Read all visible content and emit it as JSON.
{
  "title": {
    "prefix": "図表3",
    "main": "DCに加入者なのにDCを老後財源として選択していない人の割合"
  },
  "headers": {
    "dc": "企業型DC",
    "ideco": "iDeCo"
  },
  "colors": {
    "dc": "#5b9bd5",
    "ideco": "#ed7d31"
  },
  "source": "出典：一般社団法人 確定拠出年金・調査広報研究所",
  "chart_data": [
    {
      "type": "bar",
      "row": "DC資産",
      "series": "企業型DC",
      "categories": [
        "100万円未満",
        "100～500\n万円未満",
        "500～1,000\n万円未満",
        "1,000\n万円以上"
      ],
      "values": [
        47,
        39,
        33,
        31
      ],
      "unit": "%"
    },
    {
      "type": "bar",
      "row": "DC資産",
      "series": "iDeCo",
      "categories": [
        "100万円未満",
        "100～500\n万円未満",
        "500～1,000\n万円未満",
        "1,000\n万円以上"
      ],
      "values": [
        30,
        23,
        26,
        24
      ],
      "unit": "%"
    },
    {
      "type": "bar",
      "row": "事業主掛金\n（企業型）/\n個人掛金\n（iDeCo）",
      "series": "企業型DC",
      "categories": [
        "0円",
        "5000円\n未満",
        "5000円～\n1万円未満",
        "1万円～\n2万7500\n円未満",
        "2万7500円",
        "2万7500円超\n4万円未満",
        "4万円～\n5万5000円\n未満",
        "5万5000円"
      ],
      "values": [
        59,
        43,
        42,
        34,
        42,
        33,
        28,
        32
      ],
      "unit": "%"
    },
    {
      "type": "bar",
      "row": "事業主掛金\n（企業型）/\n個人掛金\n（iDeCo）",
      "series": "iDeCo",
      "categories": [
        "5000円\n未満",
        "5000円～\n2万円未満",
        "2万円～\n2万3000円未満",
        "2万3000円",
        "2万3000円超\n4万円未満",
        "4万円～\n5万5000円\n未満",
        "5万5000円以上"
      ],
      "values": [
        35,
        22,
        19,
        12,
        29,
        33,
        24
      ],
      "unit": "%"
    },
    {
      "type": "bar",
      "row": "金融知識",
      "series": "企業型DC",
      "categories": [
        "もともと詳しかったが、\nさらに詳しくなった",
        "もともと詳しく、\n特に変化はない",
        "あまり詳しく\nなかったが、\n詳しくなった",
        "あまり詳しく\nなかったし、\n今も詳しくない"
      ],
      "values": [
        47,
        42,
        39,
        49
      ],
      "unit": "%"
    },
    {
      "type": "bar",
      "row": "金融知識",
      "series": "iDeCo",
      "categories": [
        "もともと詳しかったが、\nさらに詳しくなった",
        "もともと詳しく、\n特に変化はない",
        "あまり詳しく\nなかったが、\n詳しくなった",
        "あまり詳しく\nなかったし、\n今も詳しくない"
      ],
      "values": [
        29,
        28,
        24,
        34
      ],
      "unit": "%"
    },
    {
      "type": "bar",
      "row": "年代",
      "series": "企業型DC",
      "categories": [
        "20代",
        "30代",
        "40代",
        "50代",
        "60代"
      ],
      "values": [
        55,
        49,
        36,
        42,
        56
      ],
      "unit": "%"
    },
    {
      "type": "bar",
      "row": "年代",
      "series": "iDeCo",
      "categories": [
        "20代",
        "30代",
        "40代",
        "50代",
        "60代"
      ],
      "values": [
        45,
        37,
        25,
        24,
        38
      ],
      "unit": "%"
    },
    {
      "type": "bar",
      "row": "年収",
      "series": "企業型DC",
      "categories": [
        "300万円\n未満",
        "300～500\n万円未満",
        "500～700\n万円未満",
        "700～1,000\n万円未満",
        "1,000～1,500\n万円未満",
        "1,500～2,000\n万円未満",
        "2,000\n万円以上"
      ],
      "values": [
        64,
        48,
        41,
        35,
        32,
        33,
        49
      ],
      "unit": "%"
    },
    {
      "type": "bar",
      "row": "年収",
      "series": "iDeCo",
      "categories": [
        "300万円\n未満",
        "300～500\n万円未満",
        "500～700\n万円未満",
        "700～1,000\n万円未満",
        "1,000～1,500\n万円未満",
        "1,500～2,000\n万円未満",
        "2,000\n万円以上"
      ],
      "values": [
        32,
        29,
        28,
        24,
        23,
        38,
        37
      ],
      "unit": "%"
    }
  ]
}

:: Task requirements ::
Extract all the material, leaving every line as it is.

:: Output of the task ::
Read all visible content and emit it as JSON.
{
  "title": {
    "prefix": "図表3",
    "main": "DCに加入者なのにDCを老後財源として選択していない人の割合"
  },
  "headers": {
    "dc": "企業型DC",
    "ideco": "iDeCo"
  },
  "colors": {
    "dc": "#5b9bd5",
    "ideco": "#ed7d31"
  },
  "source": "出典：一般社団法人 確定拠出年金・調査広報研究所",
  "chart_data": [
    {
      "type": "bar",
      "row": "DC資産",
      "series": "企業型DC",
      "categories": [
        "100万円未満",
        "100～500\n万円未満",
        "500～1,000\n万円未満",
        "1,000\n万円以上"
      ],
      "values": [
        47,
        39,
        33,
        31
      ],
      "unit": "%"
    },
    {
      "type": "bar",
      "row": "DC資産",
      "series": "iDeCo",
      "categories": [
        "100万円未満",
        "100～500\n万円未満",
        "500～1,000\n万円未満",
        "1,000\n万円以上"
      ],
      "values": [
        30,
        23,
        26,
        24
      ],
      "unit": "%"
    },
    {
      "type": "bar",
      "row": "事業主掛金\n（企業型）/\n個人掛金\n（iDeCo）",
      "series": "企業型DC",
      "categories": [
        "0円",
        "5000円\n未満",
        "5000円～\n1万円未満",
        "1万円～\n2万7500\n円未満",
        "2万7500円",
        "2万7500円超\n4万円未満",
        "4万円～\n5万5000円\n未満",
        "5万5000円"
      ],
      "values": [
        59,
        43,
        42,
        34,
        42,
        33,
        28,
        32
      ],
      "unit": "%"
    },
    {
      "type": "bar",
      "row": "事業主掛金\n（企業型）/\n個人掛金\n（iDeCo）",
      "series": "iDeCo",
      "categories": [
        "5000円\n未満",
        "5000円～\n2万円未満",
        "2万円～\n2万3000円未満",
        "2万3000円",
        "2万3000円超\n4万円未満",
        "4万円～\n5万5000円\n未満",
        "5万5000円以上"
      ],
      "values": [
        35,
        22,
        19,
        12,
        29,
        33,
        24
      ],
      "unit": "%"
    },
    {
      "type": "bar",
      "row": "金融知識",
      "series": "企業型DC",
      "categories": [
        "もともと詳しかったが、\nさらに詳しくなった",
        "もともと詳しく、\n特に変化はない",
        "あまり詳しく\nなかったが、\n詳しくなった",
        "あまり詳しく\nなかったし、\n今も詳しくない"
      ],
      "values": [
        47,
        42,
        39,
        49
      ],
      "unit": "%"
    },
    {
      "type": "bar",
      "row": "金融知識",
      "series": "iDeCo",
      "categories": [
        "もともと詳しかったが、\nさらに詳しくなった",
        "もともと詳しく、\n特に変化はない",
        "あまり詳しく\nなかったが、\n詳しくなった",
        "あまり詳しく\nなかったし、\n今も詳しくない"
      ],
      "values": [
        29,
        28,
        24,
        34
      ],
      "unit": "%"
    },
    {
      "type": "bar",
      "row": "年代",
      "series": "企業型DC",
      "categories": [
        "20代",
        "30代",
        "40代",
        "50代",
        "60代"
      ],
      "values": [
        55,
        49,
        36,
        42,
        56
      ],
      "unit": "%"
    },
    {
      "type": "bar",
      "row": "年代",
      "series": "iDeCo",
      "categories": [
        "20代",
        "30代",
        "40代",
        "50代",
        "60代"
      ],
      "values": [
        45,
        37,
        25,
        24,
        38
      ],
      "unit": "%"
    },
    {
      "type": "bar",
      "row": "年収",
      "series": "企業型DC",
      "categories": [
        "300万円\n未満",
        "300～500\n万円未満",
        "500～700\n万円未満",
        "700～1,000\n万円未満",
        "1,000～1,500\n万円未満",
        "1,500～2,000\n万円未満",
        "2,000\n万円以上"
      ],
      "values": [
        64,
        48,
        41,
        35,
        32,
        33,
        49
      ],
      "unit": "%"
    },
    {
      "type": "bar",
      "row": "年収",
      "series": "iDeCo",
      "categories": [
        "300万円\n未満",
        "300～500\n万円未満",
        "500～700\n万円未満",
        "700～1,000\n万円未満",
        "1,000～1,500\n万円未満",
        "1,500～2,000\n万円未満",
        "2,000\n万円以上"
      ],
      "values": [
        32,
        29,
        28,
        24,
        23,
        38,
        37
      ],
      "unit": "%"
    }
  ]
}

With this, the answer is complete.